Instructions to follow: Reproduce the lines of the material exactly, excluding every image.

Collected data entries:
————————
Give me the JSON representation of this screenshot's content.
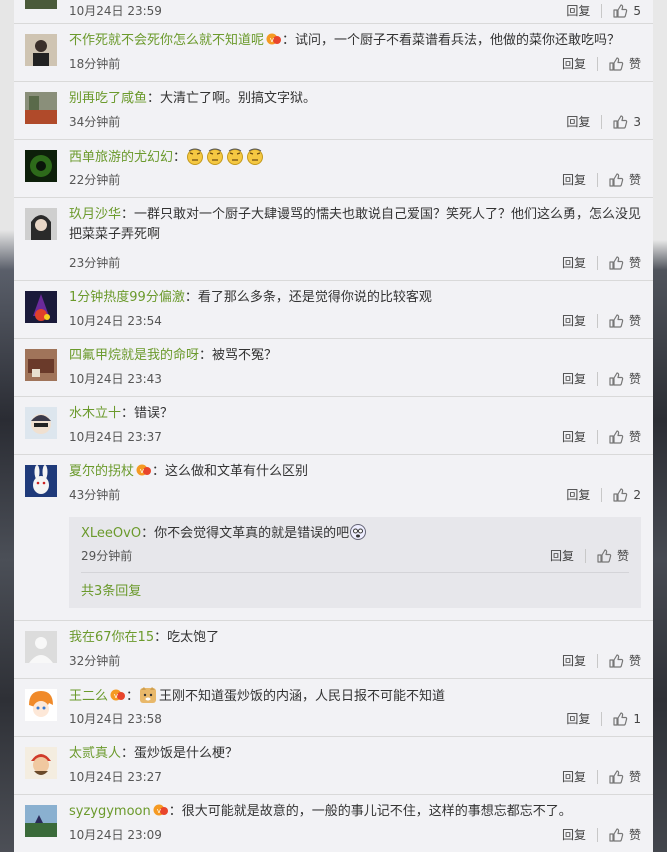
{
  "reply_label": "回复",
  "like_label": "赞",
  "comments": [
    {
      "time": "10月24日 23:59",
      "likes": "5"
    },
    {
      "user": "不作死就不会死你怎么就不知道呢",
      "text": "：试问，一个厨子不看菜谱看兵法，他做的菜你还敢吃吗？",
      "time": "18分钟前",
      "likes": "赞"
    },
    {
      "user": "别再吃了咸鱼",
      "text": "：大清亡了啊。别搞文字狱。",
      "time": "34分钟前",
      "likes": "3"
    },
    {
      "user": "西单旅游的尤幻幻",
      "text": "：",
      "time": "22分钟前",
      "likes": "赞"
    },
    {
      "user": "玖月沙华",
      "text": "：一群只敢对一个厨子大肆谩骂的懦夫也敢说自己爱国？笑死人了？他们这么勇，怎么没见把菜菜子弄死啊",
      "time": "23分钟前",
      "likes": "赞"
    },
    {
      "user": "1分钟热度99分偏激",
      "text": "：看了那么多条，还是觉得你说的比较客观",
      "time": "10月24日 23:54",
      "likes": "赞"
    },
    {
      "user": "四氟甲烷就是我的命呀",
      "text": "：被骂不冤？",
      "time": "10月24日 23:43",
      "likes": "赞"
    },
    {
      "user": "水木立十",
      "text": "：错误？",
      "time": "10月24日 23:37",
      "likes": "赞"
    },
    {
      "user": "夏尔的拐杖",
      "text": "：这么做和文革有什么区别",
      "time": "43分钟前",
      "likes": "2"
    },
    {
      "user": "我在67你在15",
      "text": "：吃太饱了",
      "time": "32分钟前",
      "likes": "赞"
    },
    {
      "user": "王二么",
      "text": "王刚不知道蛋炒饭的内涵，人民日报不可能不知道",
      "time": "10月24日 23:58",
      "likes": "1"
    },
    {
      "user": "太贰真人",
      "text": "：蛋炒饭是什么梗？",
      "time": "10月24日 23:27",
      "likes": "赞"
    },
    {
      "user": "syzygymoon",
      "text": "：很大可能就是故意的，一般的事儿记不住，这样的事想忘都忘不了。",
      "time": "10月24日 23:09",
      "likes": "赞"
    }
  ],
  "sub_reply": {
    "user": "XLeeOvO",
    "text": "：你不会觉得文革真的就是错误的吧",
    "time": "29分钟前",
    "likes": "赞"
  },
  "more_replies_label": "共3条回复",
  "colors": {
    "username": "#6b9a2c",
    "panel_bg": "#f2f2f5",
    "sub_bg": "#e7e7eb",
    "divider": "#d9d9d9"
  },
  "icons": [
    "thumbs-up-icon",
    "vip-badge-icon",
    "emoji-icon"
  ]
}
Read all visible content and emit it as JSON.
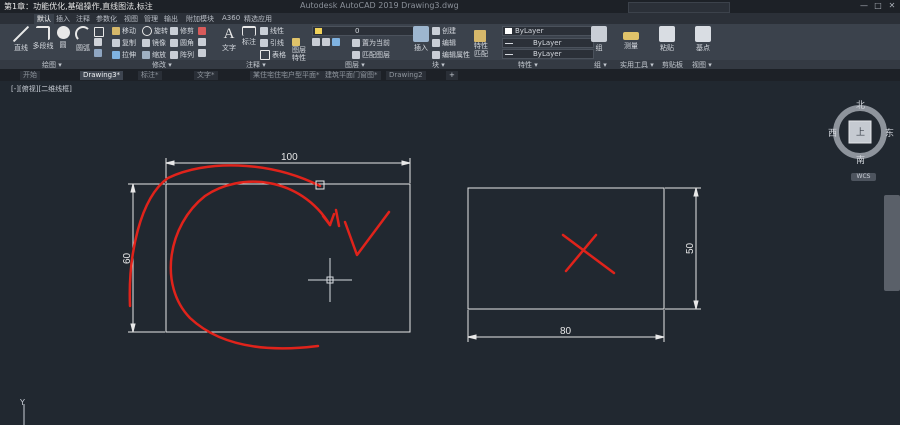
{
  "window": {
    "title": "第1章：功能优化,基础操作,直线图法,标注",
    "app_title": "Autodesk AutoCAD 2019   Drawing3.dwg",
    "controls": [
      "—",
      "□",
      "✕"
    ]
  },
  "ribbon": {
    "tabs": [
      "默认",
      "插入",
      "注释",
      "参数化",
      "视图",
      "管理",
      "输出",
      "附加模块",
      "A360",
      "精选应用"
    ],
    "active_tab": 0,
    "draw": {
      "line": "直线",
      "polyline": "多段线",
      "circle": "圆",
      "arc": "圆弧"
    },
    "modify": {
      "move": "移动",
      "rotate": "旋转",
      "trim": "修剪",
      "copy": "复制",
      "mirror": "镜像",
      "fillet": "圆角",
      "stretch": "拉伸",
      "scale": "缩放",
      "array": "阵列"
    },
    "annotation": {
      "text": "文字",
      "dimension": "标注",
      "linear": "线性",
      "leader": "引线",
      "table": "表格"
    },
    "layers": {
      "layer_props": "图层特性",
      "current_layer": "0",
      "make_current": "置为当前",
      "match_layer": "匹配图层"
    },
    "block": {
      "insert": "插入",
      "create": "创建",
      "edit": "编辑",
      "edit_attributes": "编辑属性"
    },
    "properties": {
      "match": "特性匹配",
      "color": "ByLayer",
      "linetype": "ByLayer",
      "lineweight": "ByLayer"
    },
    "groups": {
      "group": "组"
    },
    "utilities": {
      "measure": "测量"
    },
    "clipboard": {
      "paste": "粘贴"
    },
    "view": {
      "base": "基点"
    },
    "panel_titles": [
      "绘图 ▾",
      "修改 ▾",
      "注释 ▾",
      "图层 ▾",
      "块 ▾",
      "特性 ▾",
      "组 ▾",
      "实用工具 ▾",
      "剪贴板",
      "视图 ▾"
    ]
  },
  "doc_tabs": [
    "开始",
    "Drawing3*",
    "标注*",
    "文字*",
    "某住宅住宅户型平面*",
    "建筑平面门窗图*",
    "Drawing2"
  ],
  "active_doc": 1,
  "viewport": {
    "label": "[-][俯视][二维线框]"
  },
  "dimensions": {
    "width_left": "100",
    "height_left": "60",
    "height_right": "50",
    "width_right": "80"
  },
  "viewcube": {
    "north": "北",
    "south": "南",
    "east": "东",
    "west": "西",
    "top": "上",
    "wcs": "WCS"
  },
  "ucs": {
    "y": "Y"
  },
  "colors": {
    "canvas": "#212830",
    "ribbon": "#3b424c",
    "annotation_red": "#e0231b",
    "dimension_line": "#e8e8e8"
  }
}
————————
Solution to the exercise:
Give me the JSON representation of this screenshot's content.
{
  "reply_label": "回复",
  "like_label": "赞",
  "comments": [
    {
      "time": "10月24日 23:59",
      "likes": "5"
    },
    {
      "user": "不作死就不会死你怎么就不知道呢",
      "text": "：试问，一个厨子不看菜谱看兵法，他做的菜你还敢吃吗？",
      "time": "18分钟前",
      "likes": "赞"
    },
    {
      "user": "别再吃了咸鱼",
      "text": "：大清亡了啊。别搞文字狱。",
      "time": "34分钟前",
      "likes": "3"
    },
    {
      "user": "西单旅游的尤幻幻",
      "text": "：",
      "time": "22分钟前",
      "likes": "赞"
    },
    {
      "user": "玖月沙华",
      "text": "：一群只敢对一个厨子大肆谩骂的懦夫也敢说自己爱国？笑死人了？他们这么勇，怎么没见把菜菜子弄死啊",
      "time": "23分钟前",
      "likes": "赞"
    },
    {
      "user": "1分钟热度99分偏激",
      "text": "：看了那么多条，还是觉得你说的比较客观",
      "time": "10月24日 23:54",
      "likes": "赞"
    },
    {
      "user": "四氟甲烷就是我的命呀",
      "text": "：被骂不冤？",
      "time": "10月24日 23:43",
      "likes": "赞"
    },
    {
      "user": "水木立十",
      "text": "：错误？",
      "time": "10月24日 23:37",
      "likes": "赞"
    },
    {
      "user": "夏尔的拐杖",
      "text": "：这么做和文革有什么区别",
      "time": "43分钟前",
      "likes": "2"
    },
    {
      "user": "我在67你在15",
      "text": "：吃太饱了",
      "time": "32分钟前",
      "likes": "赞"
    },
    {
      "user": "王二么",
      "text": "王刚不知道蛋炒饭的内涵，人民日报不可能不知道",
      "time": "10月24日 23:58",
      "likes": "1"
    },
    {
      "user": "太贰真人",
      "text": "：蛋炒饭是什么梗？",
      "time": "10月24日 23:27",
      "likes": "赞"
    },
    {
      "user": "syzygymoon",
      "text": "：很大可能就是故意的，一般的事儿记不住，这样的事想忘都忘不了。",
      "time": "10月24日 23:09",
      "likes": "赞"
    }
  ],
  "sub_reply": {
    "user": "XLeeOvO",
    "text": "：你不会觉得文革真的就是错误的吧",
    "time": "29分钟前",
    "likes": "赞"
  },
  "more_replies_label": "共3条回复",
  "colors": {
    "username": "#6b9a2c",
    "panel_bg": "#f2f2f5",
    "sub_bg": "#e7e7eb",
    "divider": "#d9d9d9"
  },
  "icons": [
    "thumbs-up-icon",
    "vip-badge-icon",
    "emoji-icon"
  ]
}
Read all visible content and emit it as JSON.
{
  "window": {
    "title": "第1章：功能优化,基础操作,直线图法,标注",
    "app_title": "Autodesk AutoCAD 2019   Drawing3.dwg",
    "controls": [
      "—",
      "□",
      "✕"
    ]
  },
  "ribbon": {
    "tabs": [
      "默认",
      "插入",
      "注释",
      "参数化",
      "视图",
      "管理",
      "输出",
      "附加模块",
      "A360",
      "精选应用"
    ],
    "active_tab": 0,
    "draw": {
      "line": "直线",
      "polyline": "多段线",
      "circle": "圆",
      "arc": "圆弧"
    },
    "modify": {
      "move": "移动",
      "rotate": "旋转",
      "trim": "修剪",
      "copy": "复制",
      "mirror": "镜像",
      "fillet": "圆角",
      "stretch": "拉伸",
      "scale": "缩放",
      "array": "阵列"
    },
    "annotation": {
      "text": "文字",
      "dimension": "标注",
      "linear": "线性",
      "leader": "引线",
      "table": "表格"
    },
    "layers": {
      "layer_props": "图层特性",
      "current_layer": "0",
      "make_current": "置为当前",
      "match_layer": "匹配图层"
    },
    "block": {
      "insert": "插入",
      "create": "创建",
      "edit": "编辑",
      "edit_attributes": "编辑属性"
    },
    "properties": {
      "match": "特性匹配",
      "color": "ByLayer",
      "linetype": "ByLayer",
      "lineweight": "ByLayer"
    },
    "groups": {
      "group": "组"
    },
    "utilities": {
      "measure": "测量"
    },
    "clipboard": {
      "paste": "粘贴"
    },
    "view": {
      "base": "基点"
    },
    "panel_titles": [
      "绘图 ▾",
      "修改 ▾",
      "注释 ▾",
      "图层 ▾",
      "块 ▾",
      "特性 ▾",
      "组 ▾",
      "实用工具 ▾",
      "剪贴板",
      "视图 ▾"
    ]
  },
  "doc_tabs": [
    "开始",
    "Drawing3*",
    "标注*",
    "文字*",
    "某住宅住宅户型平面*",
    "建筑平面门窗图*",
    "Drawing2"
  ],
  "active_doc": 1,
  "viewport": {
    "label": "[-][俯视][二维线框]"
  },
  "dimensions": {
    "width_left": "100",
    "height_left": "60",
    "height_right": "50",
    "width_right": "80"
  },
  "viewcube": {
    "north": "北",
    "south": "南",
    "east": "东",
    "west": "西",
    "top": "上",
    "wcs": "WCS"
  },
  "ucs": {
    "y": "Y"
  },
  "colors": {
    "canvas": "#212830",
    "ribbon": "#3b424c",
    "annotation_red": "#e0231b",
    "dimension_line": "#e8e8e8"
  }
}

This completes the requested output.